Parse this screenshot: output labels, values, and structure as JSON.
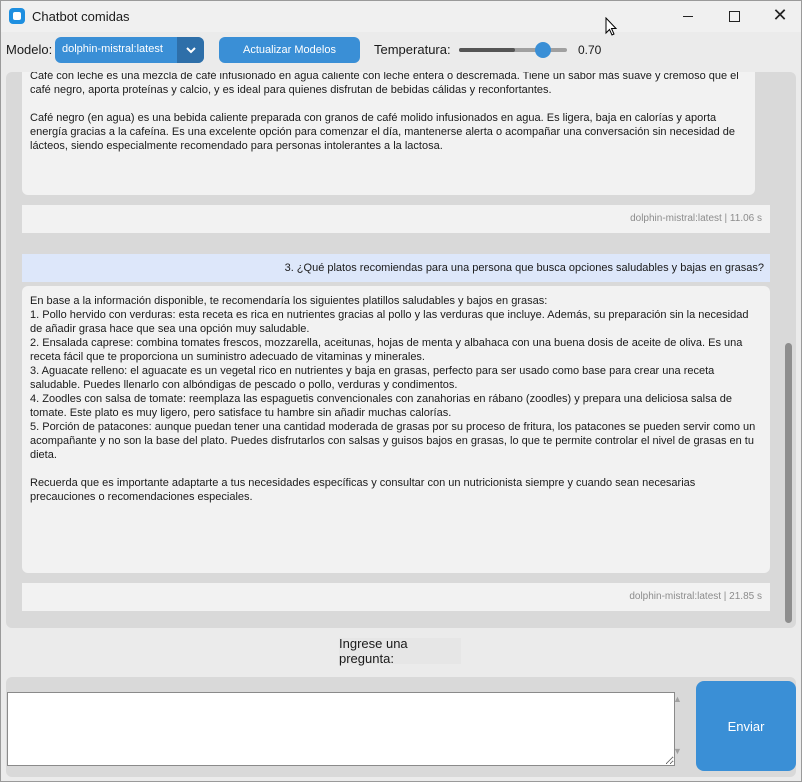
{
  "window": {
    "title": "Chatbot comidas"
  },
  "toolbar": {
    "model_label": "Modelo:",
    "model_selected": "dolphin-mistral:latest",
    "update_button": "Actualizar Modelos",
    "temperature_label": "Temperatura:",
    "temperature_value": "0.70",
    "temperature_fraction": 0.7
  },
  "chat": {
    "messages": [
      {
        "role": "assistant",
        "paragraphs": [
          "Café con leche es una mezcla de café infusionado en agua caliente con leche entera o descremada. Tiene un sabor más suave y cremoso que el café negro, aporta proteínas y calcio, y es ideal para quienes disfrutan de bebidas cálidas y reconfortantes.",
          "Café negro (en agua) es una bebida caliente preparada con granos de café molido infusionados en agua. Es ligera, baja en calorías y aporta energía gracias a la cafeína. Es una excelente opción para comenzar el día, mantenerse alerta o acompañar una conversación sin necesidad de lácteos, siendo especialmente recomendado para personas intolerantes a la lactosa."
        ],
        "meta": "dolphin-mistral:latest  |  11.06 s"
      },
      {
        "role": "user",
        "text": "3. ¿Qué platos recomiendas para una persona que busca opciones saludables y bajas en grasas?"
      },
      {
        "role": "assistant",
        "paragraphs": [
          "En base a la información disponible, te recomendaría los siguientes platillos saludables y bajos en grasas:\n1. Pollo hervido con verduras: esta receta es rica en nutrientes gracias al pollo y las verduras que incluye. Además, su preparación sin la necesidad de añadir grasa hace que sea una opción muy saludable.\n2. Ensalada caprese: combina tomates frescos, mozzarella, aceitunas, hojas de menta y albahaca con una buena dosis de aceite de oliva. Es una receta fácil que te proporciona un suministro adecuado de vitaminas y minerales.\n3. Aguacate relleno: el aguacate es un vegetal rico en nutrientes y baja en grasas, perfecto para ser usado como base para crear una receta saludable. Puedes llenarlo con albóndigas de pescado o pollo, verduras y condimentos.\n4. Zoodles con salsa de tomate: reemplaza las espaguetis convencionales con zanahorias en rábano (zoodles) y prepara una deliciosa salsa de tomate. Este plato es muy ligero, pero satisface tu hambre sin añadir muchas calorías.\n5. Porción de patacones: aunque puedan tener una cantidad moderada de grasas por su proceso de fritura, los patacones se pueden servir como un acompañante y no son la base del plato. Puedes disfrutarlos con salsas y guisos bajos en grasas, lo que te permite controlar el nivel de grasas en tu dieta.",
          "Recuerda que es importante adaptarte a tus necesidades específicas y consultar con un nutricionista siempre y cuando sean necesarias precauciones o recomendaciones especiales."
        ],
        "meta": "dolphin-mistral:latest  |  21.85 s"
      }
    ]
  },
  "input": {
    "label": "Ingrese una pregunta:",
    "value": "",
    "send_button": "Enviar"
  },
  "icons": {
    "app": "chat-app-icon",
    "minimize": "minimize-icon",
    "maximize": "maximize-icon",
    "close": "close-icon",
    "dropdown": "chevron-down-icon"
  },
  "colors": {
    "accent": "#3a8fd6",
    "accent_dark": "#2e6fa9",
    "user_bubble": "#dde7fa",
    "bot_bubble": "#f2f2f2",
    "panel": "#d9d9d9"
  }
}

^^^^^^^^

■ WORK TO DO: Every line above should be returned word for word, with the pictures left behind.

■ SOLUTION TO THE EXERCISE:
Parse this screenshot: output labels, values, and structure as JSON.
{
  "window": {
    "title": "Chatbot comidas"
  },
  "toolbar": {
    "model_label": "Modelo:",
    "model_selected": "dolphin-mistral:latest",
    "update_button": "Actualizar Modelos",
    "temperature_label": "Temperatura:",
    "temperature_value": "0.70",
    "temperature_fraction": 0.7
  },
  "chat": {
    "messages": [
      {
        "role": "assistant",
        "paragraphs": [
          "Café con leche es una mezcla de café infusionado en agua caliente con leche entera o descremada. Tiene un sabor más suave y cremoso que el café negro, aporta proteínas y calcio, y es ideal para quienes disfrutan de bebidas cálidas y reconfortantes.",
          "Café negro (en agua) es una bebida caliente preparada con granos de café molido infusionados en agua. Es ligera, baja en calorías y aporta energía gracias a la cafeína. Es una excelente opción para comenzar el día, mantenerse alerta o acompañar una conversación sin necesidad de lácteos, siendo especialmente recomendado para personas intolerantes a la lactosa."
        ],
        "meta": "dolphin-mistral:latest  |  11.06 s"
      },
      {
        "role": "user",
        "text": "3. ¿Qué platos recomiendas para una persona que busca opciones saludables y bajas en grasas?"
      },
      {
        "role": "assistant",
        "paragraphs": [
          "En base a la información disponible, te recomendaría los siguientes platillos saludables y bajos en grasas:\n1. Pollo hervido con verduras: esta receta es rica en nutrientes gracias al pollo y las verduras que incluye. Además, su preparación sin la necesidad de añadir grasa hace que sea una opción muy saludable.\n2. Ensalada caprese: combina tomates frescos, mozzarella, aceitunas, hojas de menta y albahaca con una buena dosis de aceite de oliva. Es una receta fácil que te proporciona un suministro adecuado de vitaminas y minerales.\n3. Aguacate relleno: el aguacate es un vegetal rico en nutrientes y baja en grasas, perfecto para ser usado como base para crear una receta saludable. Puedes llenarlo con albóndigas de pescado o pollo, verduras y condimentos.\n4. Zoodles con salsa de tomate: reemplaza las espaguetis convencionales con zanahorias en rábano (zoodles) y prepara una deliciosa salsa de tomate. Este plato es muy ligero, pero satisface tu hambre sin añadir muchas calorías.\n5. Porción de patacones: aunque puedan tener una cantidad moderada de grasas por su proceso de fritura, los patacones se pueden servir como un acompañante y no son la base del plato. Puedes disfrutarlos con salsas y guisos bajos en grasas, lo que te permite controlar el nivel de grasas en tu dieta.",
          "Recuerda que es importante adaptarte a tus necesidades específicas y consultar con un nutricionista siempre y cuando sean necesarias precauciones o recomendaciones especiales."
        ],
        "meta": "dolphin-mistral:latest  |  21.85 s"
      }
    ]
  },
  "input": {
    "label": "Ingrese una pregunta:",
    "value": "",
    "send_button": "Enviar"
  },
  "icons": {
    "app": "chat-app-icon",
    "minimize": "minimize-icon",
    "maximize": "maximize-icon",
    "close": "close-icon",
    "dropdown": "chevron-down-icon"
  },
  "colors": {
    "accent": "#3a8fd6",
    "accent_dark": "#2e6fa9",
    "user_bubble": "#dde7fa",
    "bot_bubble": "#f2f2f2",
    "panel": "#d9d9d9"
  }
}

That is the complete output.